▶ Exercise
Return all the entries exactly, keeping pictures out.

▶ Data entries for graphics
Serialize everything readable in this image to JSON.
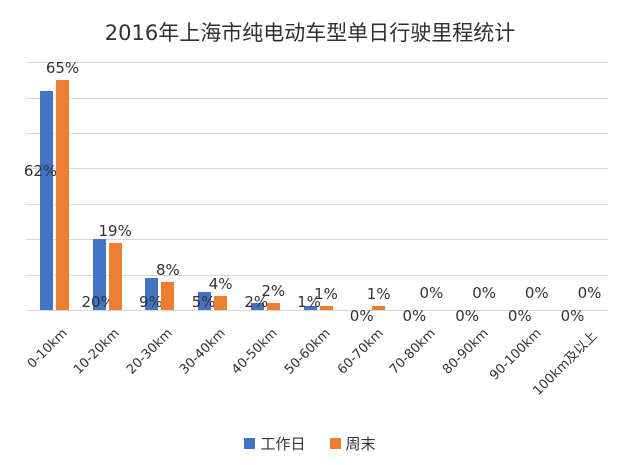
{
  "chart_data": {
    "type": "bar",
    "title": "2016年上海市纯电动车型单日行驶里程统计",
    "categories": [
      "0-10km",
      "10-20km",
      "20-30km",
      "30-40km",
      "40-50km",
      "50-60km",
      "60-70km",
      "70-80km",
      "80-90km",
      "90-100km",
      "100km及以上"
    ],
    "series": [
      {
        "key": "workday",
        "name": "工作日",
        "color": "#4472C4",
        "values": [
          62,
          20,
          9,
          5,
          2,
          1,
          0,
          0,
          0,
          0,
          0
        ]
      },
      {
        "key": "weekend",
        "name": "周末",
        "color": "#ED7D31",
        "values": [
          65,
          19,
          8,
          4,
          2,
          1,
          1,
          0,
          0,
          0,
          0
        ]
      }
    ],
    "value_suffix": "%",
    "xlabel": "",
    "ylabel": "",
    "ylim": [
      0,
      70
    ],
    "grid_step": 10,
    "grid_color": "#d9d9d9",
    "grid": "horizontal",
    "y_axis_labels_visible": false,
    "data_labels_visible": true,
    "x_tick_rotation_deg": -45,
    "legend_position": "bottom"
  }
}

▶ Reply
Serialize everything readable in this image to JSON.
{
  "chart_data": {
    "type": "bar",
    "title": "2016年上海市纯电动车型单日行驶里程统计",
    "categories": [
      "0-10km",
      "10-20km",
      "20-30km",
      "30-40km",
      "40-50km",
      "50-60km",
      "60-70km",
      "70-80km",
      "80-90km",
      "90-100km",
      "100km及以上"
    ],
    "series": [
      {
        "key": "workday",
        "name": "工作日",
        "color": "#4472C4",
        "values": [
          62,
          20,
          9,
          5,
          2,
          1,
          0,
          0,
          0,
          0,
          0
        ]
      },
      {
        "key": "weekend",
        "name": "周末",
        "color": "#ED7D31",
        "values": [
          65,
          19,
          8,
          4,
          2,
          1,
          1,
          0,
          0,
          0,
          0
        ]
      }
    ],
    "value_suffix": "%",
    "xlabel": "",
    "ylabel": "",
    "ylim": [
      0,
      70
    ],
    "grid_step": 10,
    "grid_color": "#d9d9d9",
    "grid": "horizontal",
    "y_axis_labels_visible": false,
    "data_labels_visible": true,
    "x_tick_rotation_deg": -45,
    "legend_position": "bottom"
  }
}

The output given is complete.